(TASK DATA)

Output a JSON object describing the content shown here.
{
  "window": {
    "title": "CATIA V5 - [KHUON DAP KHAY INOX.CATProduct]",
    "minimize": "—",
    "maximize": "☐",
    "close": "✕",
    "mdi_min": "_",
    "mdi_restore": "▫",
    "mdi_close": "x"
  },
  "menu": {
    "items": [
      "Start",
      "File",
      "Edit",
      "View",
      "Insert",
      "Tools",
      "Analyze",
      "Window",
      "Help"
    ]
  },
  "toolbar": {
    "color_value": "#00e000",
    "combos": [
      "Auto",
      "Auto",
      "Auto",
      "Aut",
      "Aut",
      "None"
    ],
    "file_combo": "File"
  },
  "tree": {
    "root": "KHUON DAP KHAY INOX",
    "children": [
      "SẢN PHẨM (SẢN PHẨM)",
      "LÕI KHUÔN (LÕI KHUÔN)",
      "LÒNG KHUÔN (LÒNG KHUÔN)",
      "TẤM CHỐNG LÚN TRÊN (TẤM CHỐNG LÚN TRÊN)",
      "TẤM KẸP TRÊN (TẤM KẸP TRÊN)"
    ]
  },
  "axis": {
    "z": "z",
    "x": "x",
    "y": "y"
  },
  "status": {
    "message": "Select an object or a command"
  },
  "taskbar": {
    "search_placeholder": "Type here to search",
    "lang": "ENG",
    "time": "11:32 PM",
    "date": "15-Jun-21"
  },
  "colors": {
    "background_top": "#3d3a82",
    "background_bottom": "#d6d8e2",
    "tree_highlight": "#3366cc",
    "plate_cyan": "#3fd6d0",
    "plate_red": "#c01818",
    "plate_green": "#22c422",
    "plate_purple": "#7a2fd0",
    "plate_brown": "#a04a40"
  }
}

(TASK) Give the number of lines where the string "object" occurs, without any further text.

(OUTPUT FOR THIS TASK) 2